> _THE EXERCISE_:
Transcribe the material in full, exactly as written.

Extracted records
+-------+

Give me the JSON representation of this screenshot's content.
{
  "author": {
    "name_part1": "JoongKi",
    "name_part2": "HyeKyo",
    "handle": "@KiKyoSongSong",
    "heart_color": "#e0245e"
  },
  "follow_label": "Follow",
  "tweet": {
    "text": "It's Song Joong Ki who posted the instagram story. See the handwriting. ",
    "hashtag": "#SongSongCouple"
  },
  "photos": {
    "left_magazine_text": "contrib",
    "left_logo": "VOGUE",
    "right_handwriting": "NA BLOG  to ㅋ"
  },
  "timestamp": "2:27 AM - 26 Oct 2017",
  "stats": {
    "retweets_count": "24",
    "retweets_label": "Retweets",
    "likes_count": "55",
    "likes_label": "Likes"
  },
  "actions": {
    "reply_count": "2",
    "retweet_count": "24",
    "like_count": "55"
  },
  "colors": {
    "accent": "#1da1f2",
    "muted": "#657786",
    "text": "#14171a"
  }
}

+-------+

> _RESULT OF THE EXERCISE_:
Give me the JSON representation of this screenshot's content.
{
  "author": {
    "name_part1": "JoongKi",
    "name_part2": "HyeKyo",
    "handle": "@KiKyoSongSong",
    "heart_color": "#e0245e"
  },
  "follow_label": "Follow",
  "tweet": {
    "text": "It's Song Joong Ki who posted the instagram story. See the handwriting. ",
    "hashtag": "#SongSongCouple"
  },
  "photos": {
    "left_magazine_text": "contrib",
    "left_logo": "VOGUE",
    "right_handwriting": "NA BLOG  to ㅋ"
  },
  "timestamp": "2:27 AM - 26 Oct 2017",
  "stats": {
    "retweets_count": "24",
    "retweets_label": "Retweets",
    "likes_count": "55",
    "likes_label": "Likes"
  },
  "actions": {
    "reply_count": "2",
    "retweet_count": "24",
    "like_count": "55"
  },
  "colors": {
    "accent": "#1da1f2",
    "muted": "#657786",
    "text": "#14171a"
  }
}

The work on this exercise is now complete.